> _Work to do_: Rewrite the lines below, putting "Wireless Settings" wherever "WiFi Settings" appears and keeping everything else the same. Leave the pictures out.
#### Dataset excerpts ####
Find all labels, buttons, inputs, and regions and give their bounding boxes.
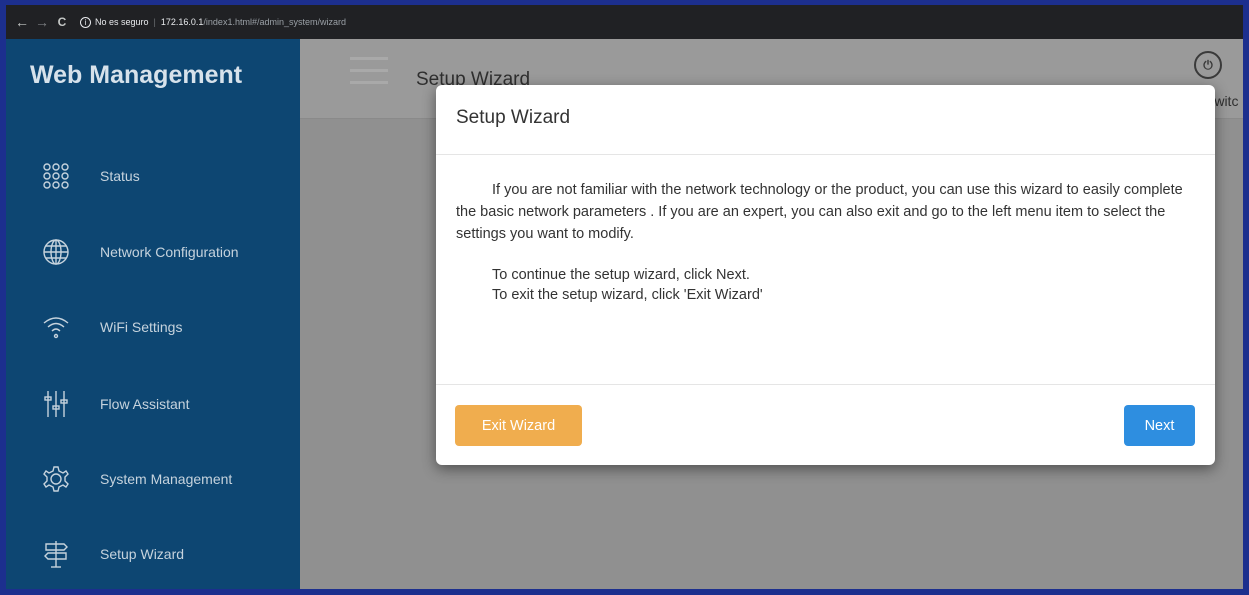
sidebar-item-label: Network Configuration [100, 244, 239, 260]
sidebar: Web Management Status Network Configurat… [6, 39, 300, 589]
sidebar-item-network-configuration[interactable]: Network Configuration [6, 227, 300, 277]
screenshot-frame: ← → C i No es seguro | 172.16.0.1 /index… [0, 0, 1249, 595]
url-host: 172.16.0.1 [160, 17, 204, 27]
gear-icon [39, 462, 73, 496]
url-separator: | [153, 17, 156, 27]
globe-icon [39, 235, 73, 269]
sidebar-item-status[interactable]: Status [6, 151, 300, 201]
dialog-footer: Exit Wizard Next [436, 385, 1215, 465]
sidebar-item-setup-wizard[interactable]: Setup Wizard [6, 529, 300, 579]
sidebar-item-label: System Management [100, 471, 233, 487]
sliders-icon [39, 387, 73, 421]
back-button[interactable]: ← [12, 14, 32, 30]
forward-button[interactable]: → [32, 14, 52, 30]
sidebar-item-flow-assistant[interactable]: Flow Assistant [6, 379, 300, 429]
security-label: No es seguro [95, 17, 149, 27]
wifi-icon [39, 310, 73, 344]
grid-dots-icon [39, 159, 73, 193]
setup-wizard-dialog: Setup Wizard If you are not familiar wit… [436, 85, 1215, 465]
dialog-title: Setup Wizard [456, 107, 571, 128]
instructions: To continue the setup wizard, click Next… [456, 265, 1195, 305]
sidebar-item-system-management[interactable]: System Management [6, 454, 300, 504]
reload-button[interactable]: C [52, 15, 72, 29]
address-bar[interactable]: i No es seguro | 172.16.0.1 /index1.html… [80, 16, 346, 28]
sidebar-item-label: Status [100, 168, 140, 184]
dialog-header: Setup Wizard [436, 85, 1215, 155]
browser-toolbar: ← → C i No es seguro | 172.16.0.1 /index… [6, 5, 1243, 39]
exit-wizard-button[interactable]: Exit Wizard [455, 405, 582, 446]
exit-instruction: To exit the setup wizard, click 'Exit Wi… [492, 287, 763, 303]
power-icon[interactable]: ⏻ [1194, 51, 1222, 79]
sidebar-item-label: WiFi Settings [100, 319, 183, 335]
url-path: /index1.html#/admin_system/wizard [203, 17, 346, 27]
brand-title: Web Management [30, 61, 243, 89]
sidebar-item-label: Setup Wizard [100, 546, 185, 562]
signpost-icon [39, 537, 73, 571]
menu-toggle-icon[interactable] [350, 57, 388, 97]
dialog-body: If you are not familiar with the network… [436, 155, 1215, 385]
intro-text: If you are not familiar with the network… [456, 182, 1183, 242]
sidebar-item-label: Flow Assistant [100, 396, 190, 412]
info-icon[interactable]: i [80, 16, 91, 28]
next-instruction: To continue the setup wizard, click Next… [492, 267, 750, 283]
next-button[interactable]: Next [1124, 405, 1195, 446]
sidebar-item-wifi-settings[interactable]: WiFi Settings [6, 302, 300, 352]
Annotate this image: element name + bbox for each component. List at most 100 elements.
####
> _Answer to the task_:
Find all labels, buttons, inputs, and regions and give their bounding boxes.
sidebar-item-label: Network Configuration [100, 244, 239, 260]
sidebar: Web Management Status Network Configurat… [6, 39, 300, 589]
sidebar-item-network-configuration[interactable]: Network Configuration [6, 227, 300, 277]
screenshot-frame: ← → C i No es seguro | 172.16.0.1 /index… [0, 0, 1249, 595]
url-host: 172.16.0.1 [160, 17, 204, 27]
gear-icon [39, 462, 73, 496]
url-separator: | [153, 17, 156, 27]
globe-icon [39, 235, 73, 269]
sidebar-item-status[interactable]: Status [6, 151, 300, 201]
dialog-footer: Exit Wizard Next [436, 385, 1215, 465]
sidebar-item-setup-wizard[interactable]: Setup Wizard [6, 529, 300, 579]
sidebar-item-label: System Management [100, 471, 233, 487]
sliders-icon [39, 387, 73, 421]
back-button[interactable]: ← [12, 14, 32, 30]
forward-button[interactable]: → [32, 14, 52, 30]
sidebar-item-flow-assistant[interactable]: Flow Assistant [6, 379, 300, 429]
security-label: No es seguro [95, 17, 149, 27]
wifi-icon [39, 310, 73, 344]
grid-dots-icon [39, 159, 73, 193]
setup-wizard-dialog: Setup Wizard If you are not familiar wit… [436, 85, 1215, 465]
dialog-title: Setup Wizard [456, 107, 571, 128]
instructions: To continue the setup wizard, click Next… [456, 265, 1195, 305]
sidebar-item-system-management[interactable]: System Management [6, 454, 300, 504]
reload-button[interactable]: C [52, 15, 72, 29]
address-bar[interactable]: i No es seguro | 172.16.0.1 /index1.html… [80, 16, 346, 28]
sidebar-item-label: Status [100, 168, 140, 184]
dialog-header: Setup Wizard [436, 85, 1215, 155]
browser-toolbar: ← → C i No es seguro | 172.16.0.1 /index… [6, 5, 1243, 39]
exit-wizard-button[interactable]: Exit Wizard [455, 405, 582, 446]
exit-instruction: To exit the setup wizard, click 'Exit Wi… [492, 287, 763, 303]
power-icon[interactable]: ⏻ [1194, 51, 1222, 79]
sidebar-item-label: Wireless Settings [100, 319, 183, 335]
url-path: /index1.html#/admin_system/wizard [203, 17, 346, 27]
brand-title: Web Management [30, 61, 243, 89]
sidebar-item-label: Setup Wizard [100, 546, 185, 562]
signpost-icon [39, 537, 73, 571]
menu-toggle-icon[interactable] [350, 57, 388, 97]
dialog-body: If you are not familiar with the network… [436, 155, 1215, 385]
intro-text: If you are not familiar with the network… [456, 182, 1183, 242]
sidebar-item-label: Flow Assistant [100, 396, 190, 412]
info-icon[interactable]: i [80, 16, 91, 28]
next-instruction: To continue the setup wizard, click Next… [492, 267, 750, 283]
next-button[interactable]: Next [1124, 405, 1195, 446]
sidebar-item-wifi-settings[interactable]: Wireless Settings [6, 302, 300, 352]
Annotate this image: element name + bbox for each component. List at most 100 elements.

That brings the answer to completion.